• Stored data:
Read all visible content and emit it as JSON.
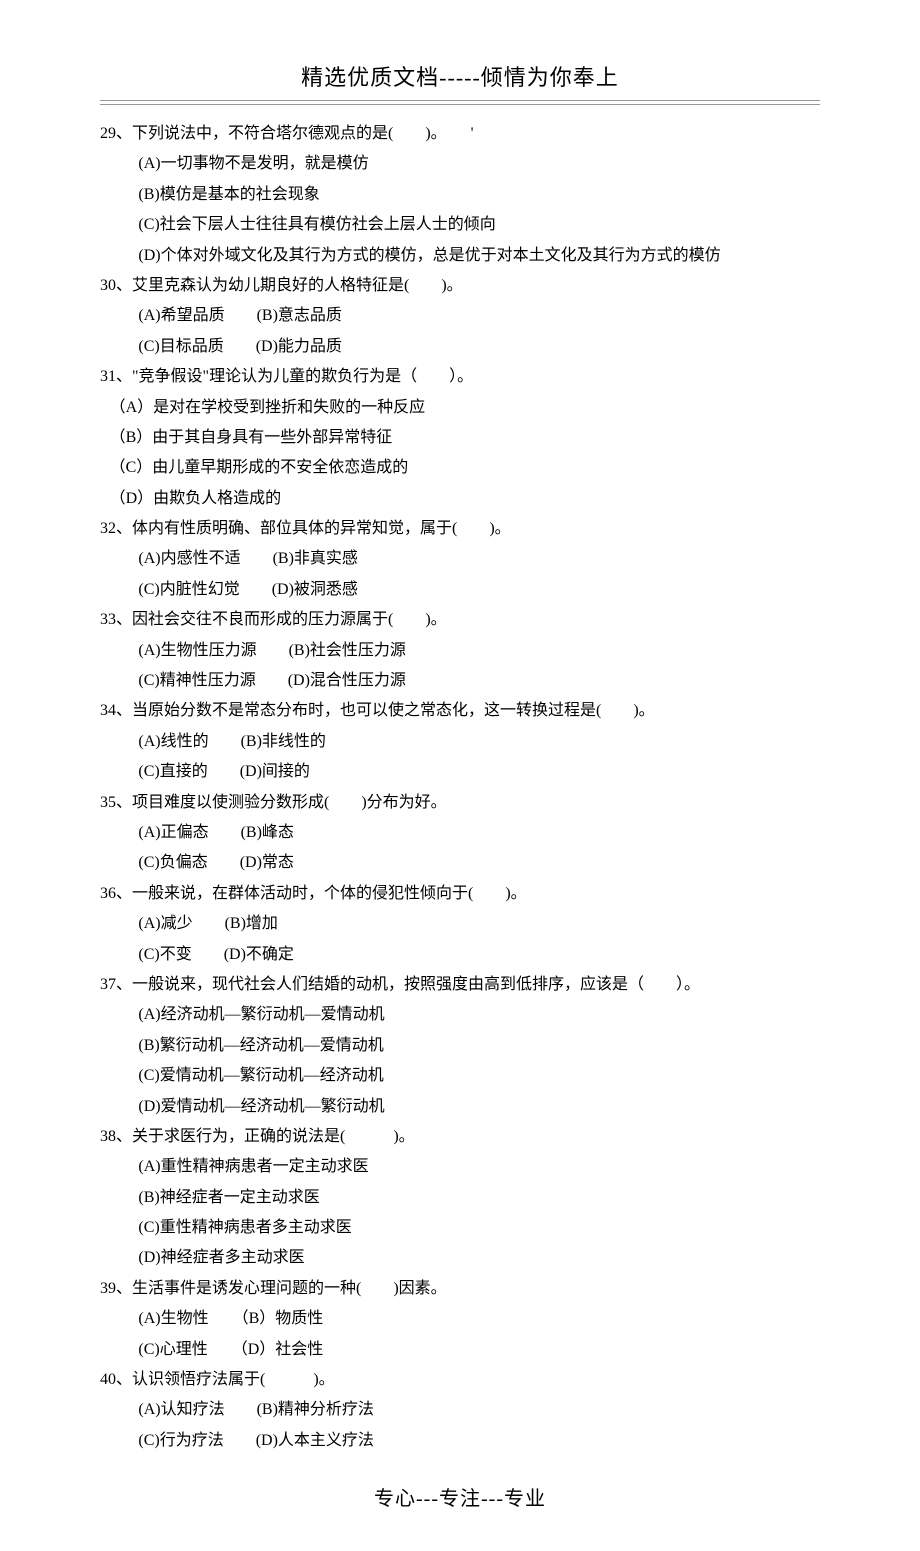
{
  "header": "精选优质文档-----倾情为你奉上",
  "footer": "专心---专注---专业",
  "questions": [
    {
      "num": "29",
      "stem": "下列说法中，不符合塔尔德观点的是(　　)。　　'",
      "opts": [
        "(A)一切事物不是发明，就是模仿",
        "(B)模仿是基本的社会现象",
        "(C)社会下层人士往往具有模仿社会上层人士的倾向",
        "(D)个体对外域文化及其行为方式的模仿，总是优于对本土文化及其行为方式的模仿"
      ]
    },
    {
      "num": "30",
      "stem": "艾里克森认为幼儿期良好的人格特征是(　　)。",
      "opts": [
        "(A)希望品质　　(B)意志品质",
        "(C)目标品质　　(D)能力品质"
      ]
    },
    {
      "num": "31",
      "stem": "\"竞争假设\"理论认为儿童的欺负行为是（　　）。",
      "noindent": true,
      "opts": [
        "（A）是对在学校受到挫折和失败的一种反应",
        "（B）由于其自身具有一些外部异常特征",
        "（C）由儿童早期形成的不安全依恋造成的",
        "（D）由欺负人格造成的"
      ]
    },
    {
      "num": "32",
      "stem": "体内有性质明确、部位具体的异常知觉，属于(　　)。",
      "opts": [
        "(A)内感性不适　　(B)非真实感",
        "(C)内脏性幻觉　　(D)被洞悉感"
      ]
    },
    {
      "num": "33",
      "stem": "因社会交往不良而形成的压力源属于(　　)。",
      "opts": [
        "(A)生物性压力源　　(B)社会性压力源",
        "(C)精神性压力源　　(D)混合性压力源"
      ]
    },
    {
      "num": "34",
      "stem": "当原始分数不是常态分布时，也可以使之常态化，这一转换过程是(　　)。",
      "opts": [
        "(A)线性的　　(B)非线性的",
        "(C)直接的　　(D)间接的"
      ]
    },
    {
      "num": "35",
      "stem": "项目难度以使测验分数形成(　　)分布为好。",
      "opts": [
        "(A)正偏态　　(B)峰态",
        "(C)负偏态　　(D)常态"
      ]
    },
    {
      "num": "36",
      "stem": "一般来说，在群体活动时，个体的侵犯性倾向于(　　)。",
      "opts": [
        "(A)减少　　(B)增加",
        "(C)不变　　(D)不确定"
      ]
    },
    {
      "num": "37",
      "stem": "一般说来，现代社会人们结婚的动机，按照强度由高到低排序，应该是（　　）。",
      "opts": [
        "(A)经济动机—繁衍动机—爱情动机",
        "(B)繁衍动机—经济动机—爱情动机",
        "(C)爱情动机—繁衍动机—经济动机",
        "(D)爱情动机—经济动机—繁衍动机"
      ]
    },
    {
      "num": "38",
      "stem": "关于求医行为，正确的说法是(　　　)。",
      "opts": [
        "(A)重性精神病患者一定主动求医",
        "(B)神经症者一定主动求医",
        "(C)重性精神病患者多主动求医",
        "(D)神经症者多主动求医"
      ]
    },
    {
      "num": "39",
      "stem": "生活事件是诱发心理问题的一种(　　)因素。",
      "opts": [
        "(A)生物性　　（B）物质性",
        "(C)心理性　　（D）社会性"
      ]
    },
    {
      "num": "40",
      "stem": "认识领悟疗法属于(　　　)。",
      "opts": [
        "(A)认知疗法　　(B)精神分析疗法",
        "(C)行为疗法　　(D)人本主义疗法"
      ]
    }
  ]
}
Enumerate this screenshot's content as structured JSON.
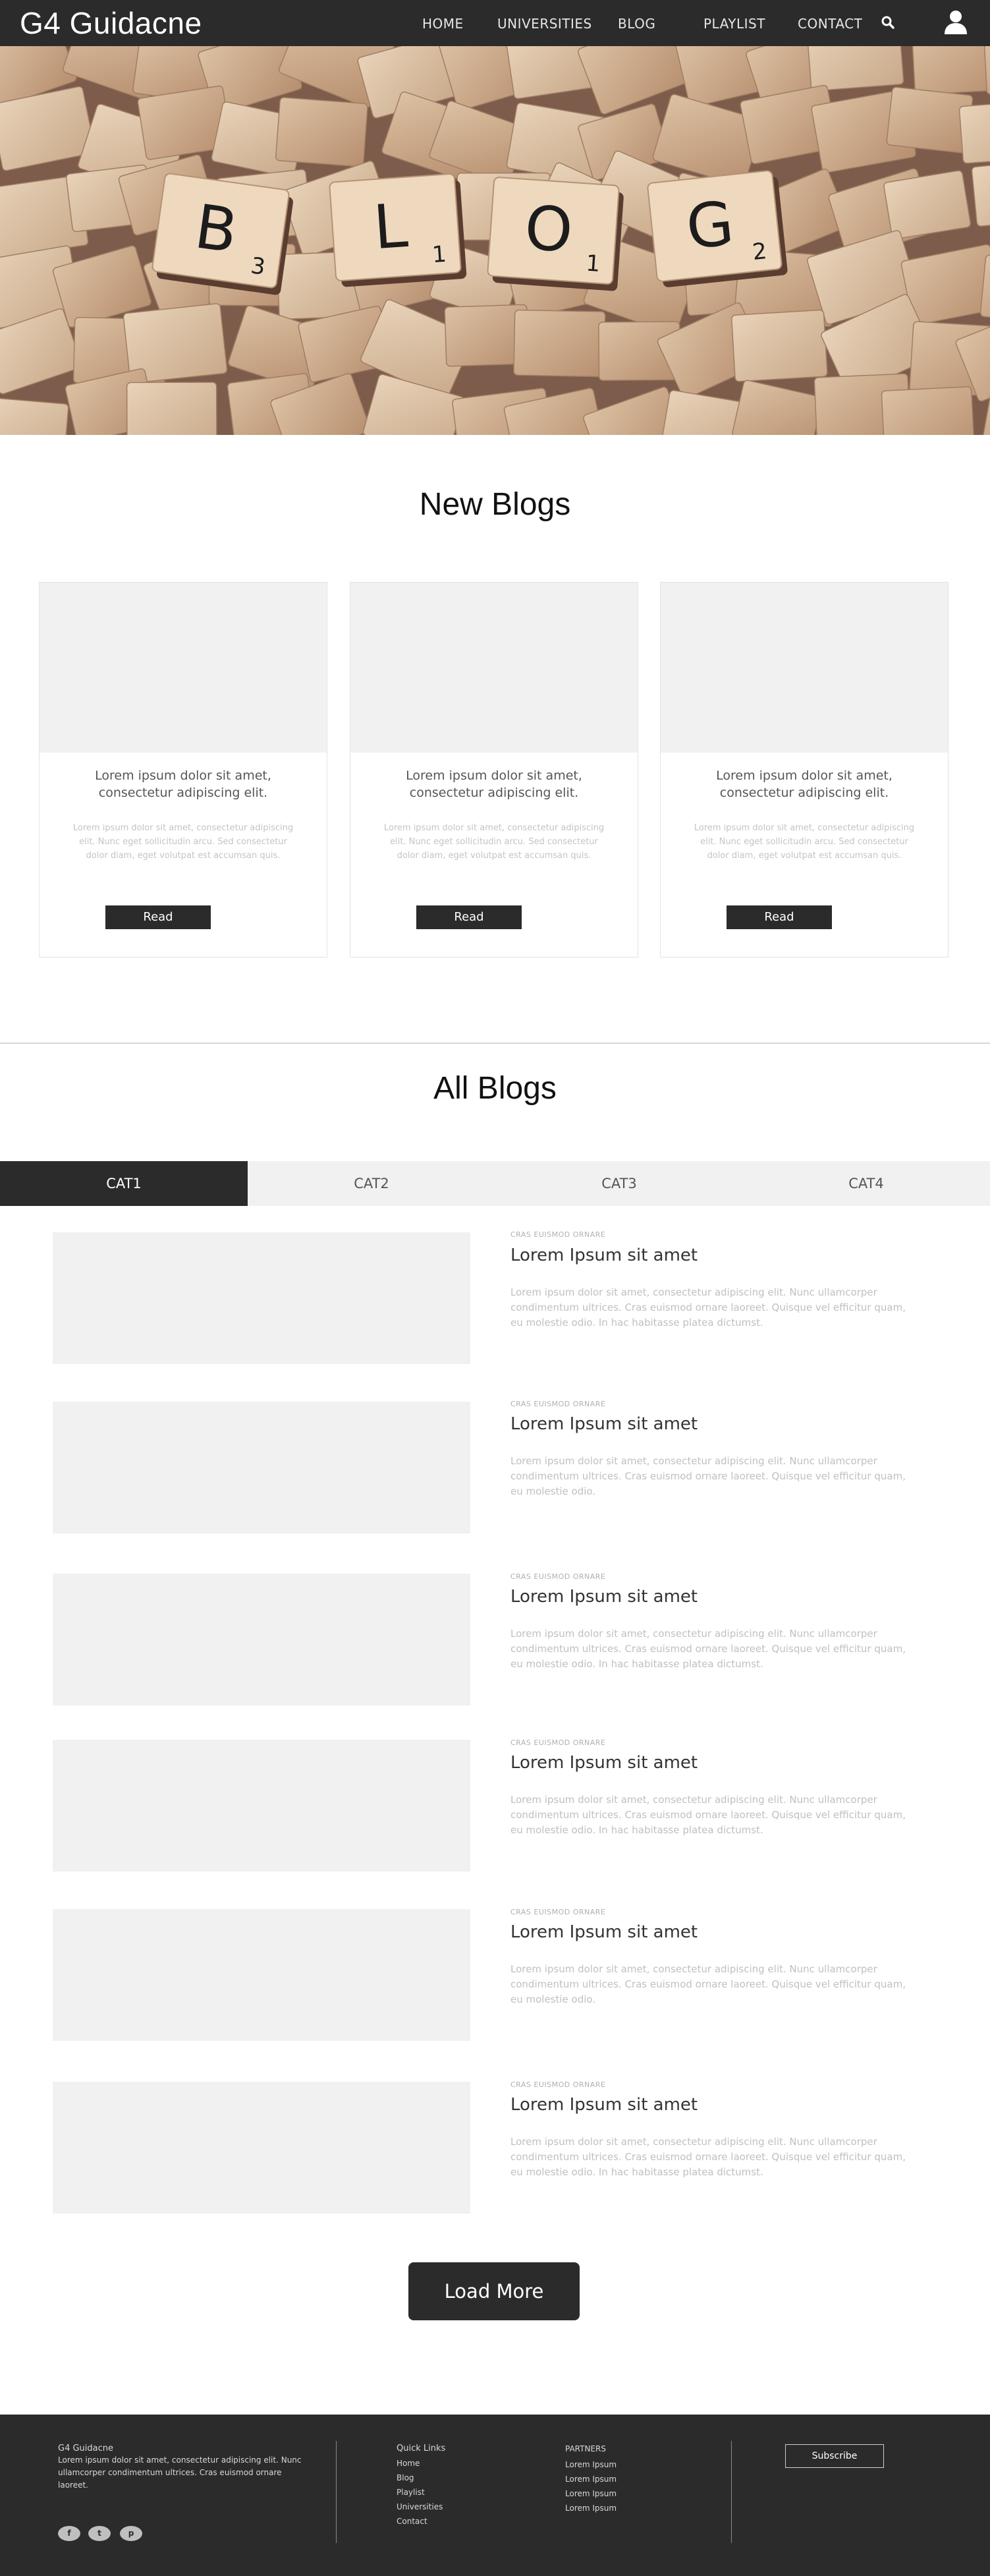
{
  "nav": {
    "brand": "G4 Guidacne",
    "links": [
      "HOME",
      "UNIVERSITIES",
      "BLOG",
      "PLAYLIST",
      "CONTACT"
    ]
  },
  "hero": {
    "tiles": [
      {
        "letter": "B",
        "number": "3"
      },
      {
        "letter": "L",
        "number": "1"
      },
      {
        "letter": "O",
        "number": "1"
      },
      {
        "letter": "G",
        "number": "2"
      }
    ]
  },
  "new_blogs": {
    "heading": "New Blogs",
    "cards": [
      {
        "title": "Lorem ipsum dolor sit amet, consectetur adipiscing elit.",
        "text": "Lorem ipsum dolor sit amet, consectetur adipiscing elit. Nunc eget sollicitudin arcu. Sed consectetur dolor diam, eget volutpat est accumsan quis.",
        "button": "Read"
      },
      {
        "title": "Lorem ipsum dolor sit amet, consectetur adipiscing elit.",
        "text": "Lorem ipsum dolor sit amet, consectetur adipiscing elit. Nunc eget sollicitudin arcu. Sed consectetur dolor diam, eget volutpat est accumsan quis.",
        "button": "Read"
      },
      {
        "title": "Lorem ipsum dolor sit amet, consectetur adipiscing elit.",
        "text": "Lorem ipsum dolor sit amet, consectetur adipiscing elit. Nunc eget sollicitudin arcu. Sed consectetur dolor diam, eget volutpat est accumsan quis.",
        "button": "Read"
      }
    ]
  },
  "all_blogs": {
    "heading": "All Blogs",
    "tabs": [
      "CAT1",
      "CAT2",
      "CAT3",
      "CAT4"
    ],
    "active_tab": "CAT1",
    "posts": [
      {
        "category": "CRAS EUISMOD ORNARE",
        "title": "Lorem Ipsum sit amet",
        "text": "Lorem ipsum dolor sit amet, consectetur adipiscing elit. Nunc ullamcorper condimentum ultrices. Cras euismod ornare laoreet. Quisque vel efficitur quam, eu molestie odio. In hac habitasse platea dictumst."
      },
      {
        "category": "CRAS EUISMOD ORNARE",
        "title": "Lorem Ipsum sit amet",
        "text": "Lorem ipsum dolor sit amet, consectetur adipiscing elit. Nunc ullamcorper condimentum ultrices. Cras euismod ornare laoreet. Quisque vel efficitur quam, eu molestie odio."
      },
      {
        "category": "CRAS EUISMOD ORNARE",
        "title": "Lorem Ipsum sit amet",
        "text": "Lorem ipsum dolor sit amet, consectetur adipiscing elit. Nunc ullamcorper condimentum ultrices. Cras euismod ornare laoreet. Quisque vel efficitur quam, eu molestie odio. In hac habitasse platea dictumst."
      },
      {
        "category": "CRAS EUISMOD ORNARE",
        "title": "Lorem Ipsum sit amet",
        "text": "Lorem ipsum dolor sit amet, consectetur adipiscing elit. Nunc ullamcorper condimentum ultrices. Cras euismod ornare laoreet. Quisque vel efficitur quam, eu molestie odio. In hac habitasse platea dictumst."
      },
      {
        "category": "CRAS EUISMOD ORNARE",
        "title": "Lorem Ipsum sit amet",
        "text": "Lorem ipsum dolor sit amet, consectetur adipiscing elit. Nunc ullamcorper condimentum ultrices. Cras euismod ornare laoreet. Quisque vel efficitur quam, eu molestie odio."
      },
      {
        "category": "CRAS EUISMOD ORNARE",
        "title": "Lorem Ipsum sit amet",
        "text": "Lorem ipsum dolor sit amet, consectetur adipiscing elit. Nunc ullamcorper condimentum ultrices. Cras euismod ornare laoreet. Quisque vel efficitur quam, eu molestie odio. In hac habitasse platea dictumst."
      }
    ],
    "load_more": "Load More"
  },
  "footer": {
    "about_title": "G4 Guidacne",
    "about_text": "Lorem ipsum dolor sit amet, consectetur adipiscing elit. Nunc ullamcorper condimentum ultrices. Cras euismod ornare laoreet.",
    "quick_links_title": "Quick Links",
    "quick_links": [
      "Home",
      "Blog",
      "Playlist",
      "Universities",
      "Contact"
    ],
    "partners_title": "PARTNERS",
    "partners": [
      "Lorem Ipsum",
      "Lorem Ipsum",
      "Lorem Ipsum",
      "Lorem Ipsum"
    ],
    "subscribe": "Subscribe",
    "social_icons": [
      "facebook-icon",
      "twitter-icon",
      "pinterest-icon"
    ],
    "social_glyphs": [
      "f",
      "t",
      "p"
    ]
  },
  "colors": {
    "dark": "#2b2b2b",
    "placeholder": "#f1f1f1",
    "muted_text": "#c0c0c0"
  }
}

• Work to be completed:
The material above must be printed exactly, with its pictures left out.

• Full response:
Read all visible content and emit it as JSON.
{
  "header": "精选优质文档-----倾情为你奉上",
  "footer": "专心---专注---专业",
  "questions": [
    {
      "num": "29",
      "stem": "下列说法中，不符合塔尔德观点的是(　　)。　　'",
      "opts": [
        "(A)一切事物不是发明，就是模仿",
        "(B)模仿是基本的社会现象",
        "(C)社会下层人士往往具有模仿社会上层人士的倾向",
        "(D)个体对外域文化及其行为方式的模仿，总是优于对本土文化及其行为方式的模仿"
      ]
    },
    {
      "num": "30",
      "stem": "艾里克森认为幼儿期良好的人格特征是(　　)。",
      "opts": [
        "(A)希望品质　　(B)意志品质",
        "(C)目标品质　　(D)能力品质"
      ]
    },
    {
      "num": "31",
      "stem": "\"竞争假设\"理论认为儿童的欺负行为是（　　）。",
      "noindent": true,
      "opts": [
        "（A）是对在学校受到挫折和失败的一种反应",
        "（B）由于其自身具有一些外部异常特征",
        "（C）由儿童早期形成的不安全依恋造成的",
        "（D）由欺负人格造成的"
      ]
    },
    {
      "num": "32",
      "stem": "体内有性质明确、部位具体的异常知觉，属于(　　)。",
      "opts": [
        "(A)内感性不适　　(B)非真实感",
        "(C)内脏性幻觉　　(D)被洞悉感"
      ]
    },
    {
      "num": "33",
      "stem": "因社会交往不良而形成的压力源属于(　　)。",
      "opts": [
        "(A)生物性压力源　　(B)社会性压力源",
        "(C)精神性压力源　　(D)混合性压力源"
      ]
    },
    {
      "num": "34",
      "stem": "当原始分数不是常态分布时，也可以使之常态化，这一转换过程是(　　)。",
      "opts": [
        "(A)线性的　　(B)非线性的",
        "(C)直接的　　(D)间接的"
      ]
    },
    {
      "num": "35",
      "stem": "项目难度以使测验分数形成(　　)分布为好。",
      "opts": [
        "(A)正偏态　　(B)峰态",
        "(C)负偏态　　(D)常态"
      ]
    },
    {
      "num": "36",
      "stem": "一般来说，在群体活动时，个体的侵犯性倾向于(　　)。",
      "opts": [
        "(A)减少　　(B)增加",
        "(C)不变　　(D)不确定"
      ]
    },
    {
      "num": "37",
      "stem": "一般说来，现代社会人们结婚的动机，按照强度由高到低排序，应该是（　　）。",
      "opts": [
        "(A)经济动机—繁衍动机—爱情动机",
        "(B)繁衍动机—经济动机—爱情动机",
        "(C)爱情动机—繁衍动机—经济动机",
        "(D)爱情动机—经济动机—繁衍动机"
      ]
    },
    {
      "num": "38",
      "stem": "关于求医行为，正确的说法是(　　　)。",
      "opts": [
        "(A)重性精神病患者一定主动求医",
        "(B)神经症者一定主动求医",
        "(C)重性精神病患者多主动求医",
        "(D)神经症者多主动求医"
      ]
    },
    {
      "num": "39",
      "stem": "生活事件是诱发心理问题的一种(　　)因素。",
      "opts": [
        "(A)生物性　　（B）物质性",
        "(C)心理性　　（D）社会性"
      ]
    },
    {
      "num": "40",
      "stem": "认识领悟疗法属于(　　　)。",
      "opts": [
        "(A)认知疗法　　(B)精神分析疗法",
        "(C)行为疗法　　(D)人本主义疗法"
      ]
    }
  ]
}
Enumerate this screenshot's content as structured JSON.
{
  "nav": {
    "brand": "G4 Guidacne",
    "links": [
      "HOME",
      "UNIVERSITIES",
      "BLOG",
      "PLAYLIST",
      "CONTACT"
    ]
  },
  "hero": {
    "tiles": [
      {
        "letter": "B",
        "number": "3"
      },
      {
        "letter": "L",
        "number": "1"
      },
      {
        "letter": "O",
        "number": "1"
      },
      {
        "letter": "G",
        "number": "2"
      }
    ]
  },
  "new_blogs": {
    "heading": "New Blogs",
    "cards": [
      {
        "title": "Lorem ipsum dolor sit amet, consectetur adipiscing elit.",
        "text": "Lorem ipsum dolor sit amet, consectetur adipiscing elit. Nunc eget sollicitudin arcu. Sed consectetur dolor diam, eget volutpat est accumsan quis.",
        "button": "Read"
      },
      {
        "title": "Lorem ipsum dolor sit amet, consectetur adipiscing elit.",
        "text": "Lorem ipsum dolor sit amet, consectetur adipiscing elit. Nunc eget sollicitudin arcu. Sed consectetur dolor diam, eget volutpat est accumsan quis.",
        "button": "Read"
      },
      {
        "title": "Lorem ipsum dolor sit amet, consectetur adipiscing elit.",
        "text": "Lorem ipsum dolor sit amet, consectetur adipiscing elit. Nunc eget sollicitudin arcu. Sed consectetur dolor diam, eget volutpat est accumsan quis.",
        "button": "Read"
      }
    ]
  },
  "all_blogs": {
    "heading": "All Blogs",
    "tabs": [
      "CAT1",
      "CAT2",
      "CAT3",
      "CAT4"
    ],
    "active_tab": "CAT1",
    "posts": [
      {
        "category": "CRAS EUISMOD ORNARE",
        "title": "Lorem Ipsum sit amet",
        "text": "Lorem ipsum dolor sit amet, consectetur adipiscing elit. Nunc ullamcorper condimentum ultrices. Cras euismod ornare laoreet. Quisque vel efficitur quam, eu molestie odio. In hac habitasse platea dictumst."
      },
      {
        "category": "CRAS EUISMOD ORNARE",
        "title": "Lorem Ipsum sit amet",
        "text": "Lorem ipsum dolor sit amet, consectetur adipiscing elit. Nunc ullamcorper condimentum ultrices. Cras euismod ornare laoreet. Quisque vel efficitur quam, eu molestie odio."
      },
      {
        "category": "CRAS EUISMOD ORNARE",
        "title": "Lorem Ipsum sit amet",
        "text": "Lorem ipsum dolor sit amet, consectetur adipiscing elit. Nunc ullamcorper condimentum ultrices. Cras euismod ornare laoreet. Quisque vel efficitur quam, eu molestie odio. In hac habitasse platea dictumst."
      },
      {
        "category": "CRAS EUISMOD ORNARE",
        "title": "Lorem Ipsum sit amet",
        "text": "Lorem ipsum dolor sit amet, consectetur adipiscing elit. Nunc ullamcorper condimentum ultrices. Cras euismod ornare laoreet. Quisque vel efficitur quam, eu molestie odio. In hac habitasse platea dictumst."
      },
      {
        "category": "CRAS EUISMOD ORNARE",
        "title": "Lorem Ipsum sit amet",
        "text": "Lorem ipsum dolor sit amet, consectetur adipiscing elit. Nunc ullamcorper condimentum ultrices. Cras euismod ornare laoreet. Quisque vel efficitur quam, eu molestie odio."
      },
      {
        "category": "CRAS EUISMOD ORNARE",
        "title": "Lorem Ipsum sit amet",
        "text": "Lorem ipsum dolor sit amet, consectetur adipiscing elit. Nunc ullamcorper condimentum ultrices. Cras euismod ornare laoreet. Quisque vel efficitur quam, eu molestie odio. In hac habitasse platea dictumst."
      }
    ],
    "load_more": "Load More"
  },
  "footer": {
    "about_title": "G4 Guidacne",
    "about_text": "Lorem ipsum dolor sit amet, consectetur adipiscing elit. Nunc ullamcorper condimentum ultrices. Cras euismod ornare laoreet.",
    "quick_links_title": "Quick Links",
    "quick_links": [
      "Home",
      "Blog",
      "Playlist",
      "Universities",
      "Contact"
    ],
    "partners_title": "PARTNERS",
    "partners": [
      "Lorem Ipsum",
      "Lorem Ipsum",
      "Lorem Ipsum",
      "Lorem Ipsum"
    ],
    "subscribe": "Subscribe",
    "social_icons": [
      "facebook-icon",
      "twitter-icon",
      "pinterest-icon"
    ],
    "social_glyphs": [
      "f",
      "t",
      "p"
    ]
  },
  "colors": {
    "dark": "#2b2b2b",
    "placeholder": "#f1f1f1",
    "muted_text": "#c0c0c0"
  }
}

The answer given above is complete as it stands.